EXERCISE DIRECTIONS:
Return the material exactly as supplied, apart from the pictures, which are omitted.

DATA FOR PROCESSING:
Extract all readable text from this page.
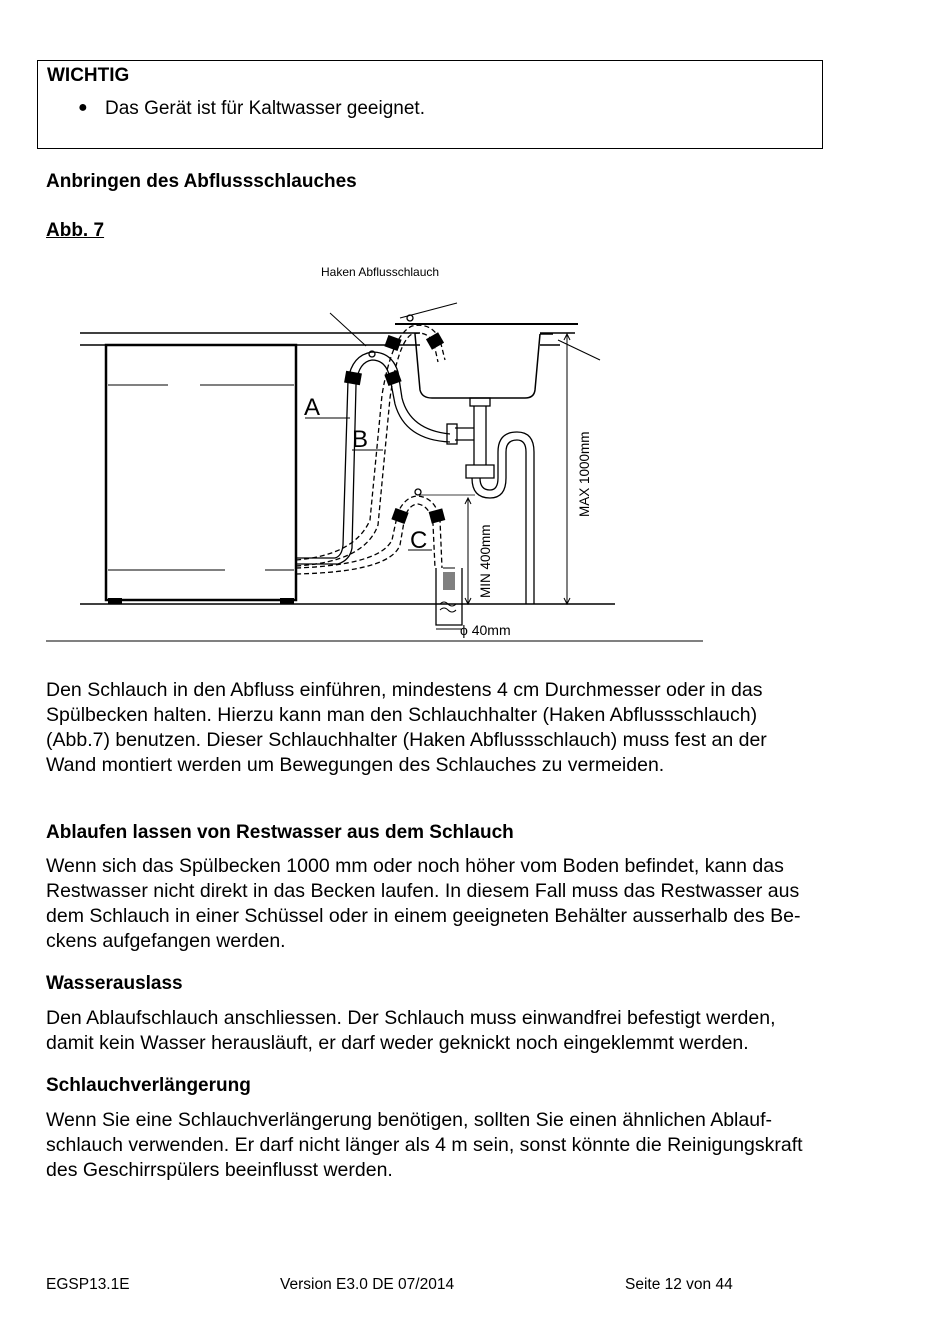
WICHTIG
● Das Gerät ist für Kaltwasser geeignet.
Anbringen des Abflussschlauches
Abb. 7
Haken Abflusschlauch
A
B
C	MIN 400mm
MAX 1000mm
ϕ 40mm
Den Schlauch in den Abfluss einführen, mindestens 4 cm Durchmesser oder in das
Spülbecken halten. Hierzu kann man den Schlauchhalter (Haken Abflussschlauch)
(Abb.7) benutzen. Dieser Schlauchhalter (Haken Abflussschlauch) muss fest an der
Wand montiert werden um Bewegungen des Schlauches zu vermeiden.
Ablaufen lassen von Restwasser aus dem Schlauch
Wenn sich das Spülbecken 1000 mm oder noch höher vom Boden befindet, kann das
Restwasser nicht direkt in das Becken laufen. In diesem Fall muss das Restwasser aus
dem Schlauch in einer Schüssel oder in einem geeigneten Behälter ausserhalb des Be-
ckens aufgefangen werden.
Wasserauslass
Den Ablaufschlauch anschliessen. Der Schlauch muss einwandfrei befestigt werden,
damit kein Wasser herausläuft, er darf weder geknickt noch eingeklemmt werden.
Schlauchverlängerung
Wenn Sie eine Schlauchverlängerung benötigen, sollten Sie einen ähnlichen Ablauf-
schlauch verwenden. Er darf nicht länger als 4 m sein, sonst könnte die Reinigungskraft
des Geschirrspülers beeinflusst werden.
EGSP13.1E	Version E3.0 DE 07/2014	Seite 12 von 44
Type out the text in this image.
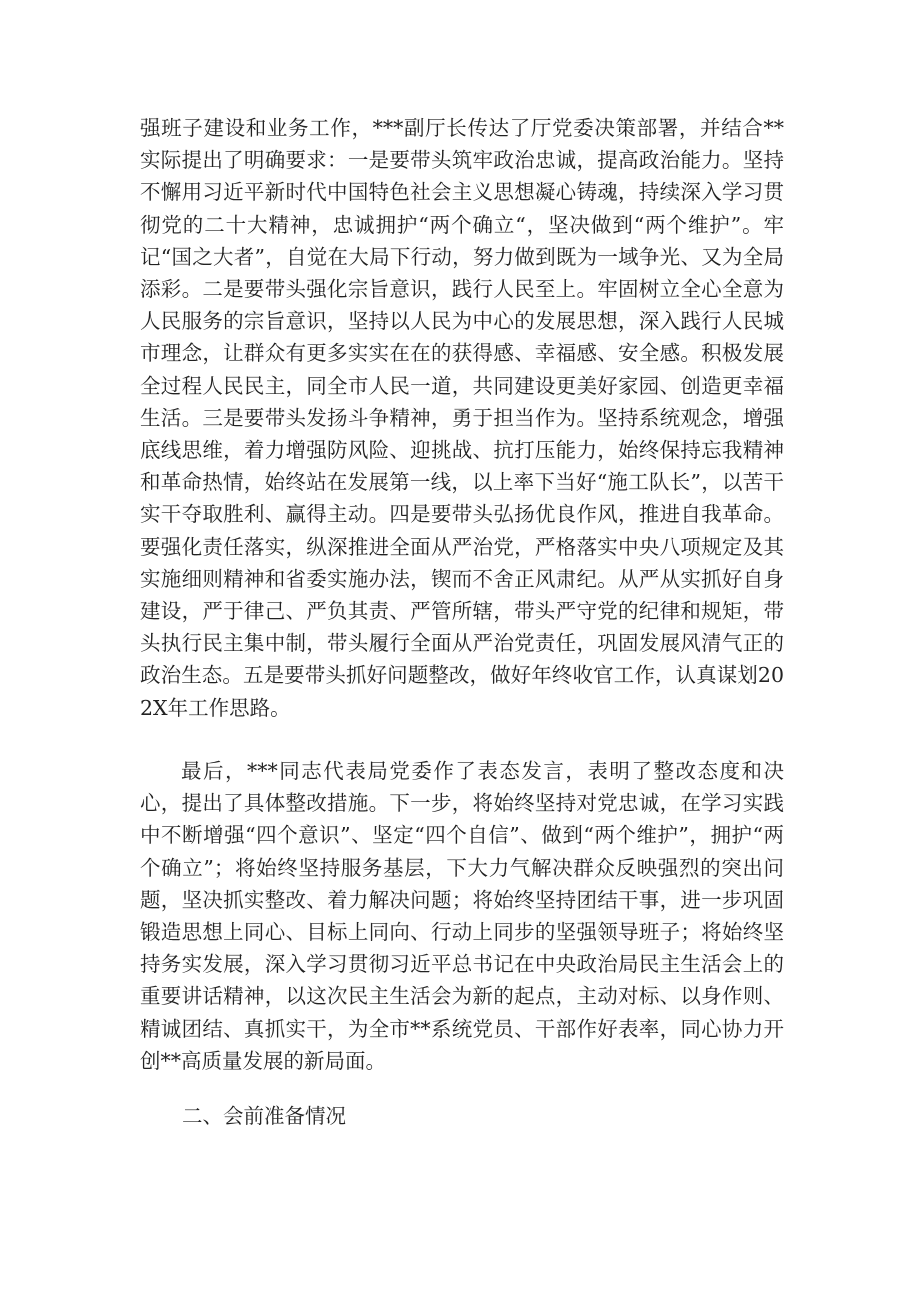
强班子建设和业务工作，***副厅长传达了厅党委决策部署，并结合**实际提出了明确要求：一是要带头筑牢政治忠诚，提高政治能力。坚持不懈用习近平新时代中国特色社会主义思想凝心铸魂，持续深入学习贯彻党的二十大精神，忠诚拥护“两个确立“，坚决做到“两个维护”。牢记“国之大者”，自觉在大局下行动，努力做到既为一域争光、又为全局添彩。二是要带头强化宗旨意识，践行人民至上。牢固树立全心全意为人民服务的宗旨意识，坚持以人民为中心的发展思想，深入践行人民城市理念，让群众有更多实实在在的获得感、幸福感、安全感。积极发展全过程人民民主，同全市人民一道，共同建设更美好家园、创造更幸福生活。三是要带头发扬斗争精神，勇于担当作为。坚持系统观念，增强底线思维，着力增强防风险、迎挑战、抗打压能力，始终保持忘我精神和革命热情，始终站在发展第一线，以上率下当好“施工队长”，以苦干实干夺取胜利、赢得主动。四是要带头弘扬优良作风，推进自我革命。要强化责任落实，纵深推进全面从严治党，严格落实中央八项规定及其实施细则精神和省委实施办法，锲而不舍正风肃纪。从严从实抓好自身建设，严于律己、严负其责、严管所辖，带头严守党的纪律和规矩，带头执行民主集中制，带头履行全面从严治党责任，巩固发展风清气正的政治生态。五是要带头抓好问题整改，做好年终收官工作，认真谋划202X年工作思路。

最后，***同志代表局党委作了表态发言，表明了整改态度和决心，提出了具体整改措施。下一步，将始终坚持对党忠诚，在学习实践中不断增强“四个意识”、坚定“四个自信”、做到“两个维护”，拥护“两个确立”；将始终坚持服务基层，下大力气解决群众反映强烈的突出问题，坚决抓实整改、着力解决问题；将始终坚持团结干事，进一步巩固锻造思想上同心、目标上同向、行动上同步的坚强领导班子；将始终坚持务实发展，深入学习贯彻习近平总书记在中央政治局民主生活会上的重要讲话精神，以这次民主生活会为新的起点，主动对标、以身作则、精诚团结、真抓实干，为全市**系统党员、干部作好表率，同心协力开创**高质量发展的新局面。

二、会前准备情况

SOLUTION FOR THIS EXERCISE:
Extract all readable text from this page.
WICHTIG
● Das Gerät ist für Kaltwasser geeignet.
Anbringen des Abflussschlauches
Abb. 7
Haken Abflusschlauch
A
B
C	MIN 400mm
MAX 1000mm
ϕ 40mm
Den Schlauch in den Abfluss einführen, mindestens 4 cm Durchmesser oder in das
Spülbecken halten. Hierzu kann man den Schlauchhalter (Haken Abflussschlauch)
(Abb.7) benutzen. Dieser Schlauchhalter (Haken Abflussschlauch) muss fest an der
Wand montiert werden um Bewegungen des Schlauches zu vermeiden.
Ablaufen lassen von Restwasser aus dem Schlauch
Wenn sich das Spülbecken 1000 mm oder noch höher vom Boden befindet, kann das
Restwasser nicht direkt in das Becken laufen. In diesem Fall muss das Restwasser aus
dem Schlauch in einer Schüssel oder in einem geeigneten Behälter ausserhalb des Be-
ckens aufgefangen werden.
Wasserauslass
Den Ablaufschlauch anschliessen. Der Schlauch muss einwandfrei befestigt werden,
damit kein Wasser herausläuft, er darf weder geknickt noch eingeklemmt werden.
Schlauchverlängerung
Wenn Sie eine Schlauchverlängerung benötigen, sollten Sie einen ähnlichen Ablauf-
schlauch verwenden. Er darf nicht länger als 4 m sein, sonst könnte die Reinigungskraft
des Geschirrspülers beeinflusst werden.
EGSP13.1E	Version E3.0 DE 07/2014	Seite 12 von 44
Type out the text in this image.
强班子建设和业务工作，***副厅长传达了厅党委决策部署，并结合**实际提出了明确要求：一是要带头筑牢政治忠诚，提高政治能力。坚持不懈用习近平新时代中国特色社会主义思想凝心铸魂，持续深入学习贯彻党的二十大精神，忠诚拥护“两个确立“，坚决做到“两个维护”。牢记“国之大者”，自觉在大局下行动，努力做到既为一域争光、又为全局添彩。二是要带头强化宗旨意识，践行人民至上。牢固树立全心全意为人民服务的宗旨意识，坚持以人民为中心的发展思想，深入践行人民城市理念，让群众有更多实实在在的获得感、幸福感、安全感。积极发展全过程人民民主，同全市人民一道，共同建设更美好家园、创造更幸福生活。三是要带头发扬斗争精神，勇于担当作为。坚持系统观念，增强底线思维，着力增强防风险、迎挑战、抗打压能力，始终保持忘我精神和革命热情，始终站在发展第一线，以上率下当好“施工队长”，以苦干实干夺取胜利、赢得主动。四是要带头弘扬优良作风，推进自我革命。要强化责任落实，纵深推进全面从严治党，严格落实中央八项规定及其实施细则精神和省委实施办法，锲而不舍正风肃纪。从严从实抓好自身建设，严于律己、严负其责、严管所辖，带头严守党的纪律和规矩，带头执行民主集中制，带头履行全面从严治党责任，巩固发展风清气正的政治生态。五是要带头抓好问题整改，做好年终收官工作，认真谋划202X年工作思路。

最后，***同志代表局党委作了表态发言，表明了整改态度和决心，提出了具体整改措施。下一步，将始终坚持对党忠诚，在学习实践中不断增强“四个意识”、坚定“四个自信”、做到“两个维护”，拥护“两个确立”；将始终坚持服务基层，下大力气解决群众反映强烈的突出问题，坚决抓实整改、着力解决问题；将始终坚持团结干事，进一步巩固锻造思想上同心、目标上同向、行动上同步的坚强领导班子；将始终坚持务实发展，深入学习贯彻习近平总书记在中央政治局民主生活会上的重要讲话精神，以这次民主生活会为新的起点，主动对标、以身作则、精诚团结、真抓实干，为全市**系统党员、干部作好表率，同心协力开创**高质量发展的新局面。

二、会前准备情况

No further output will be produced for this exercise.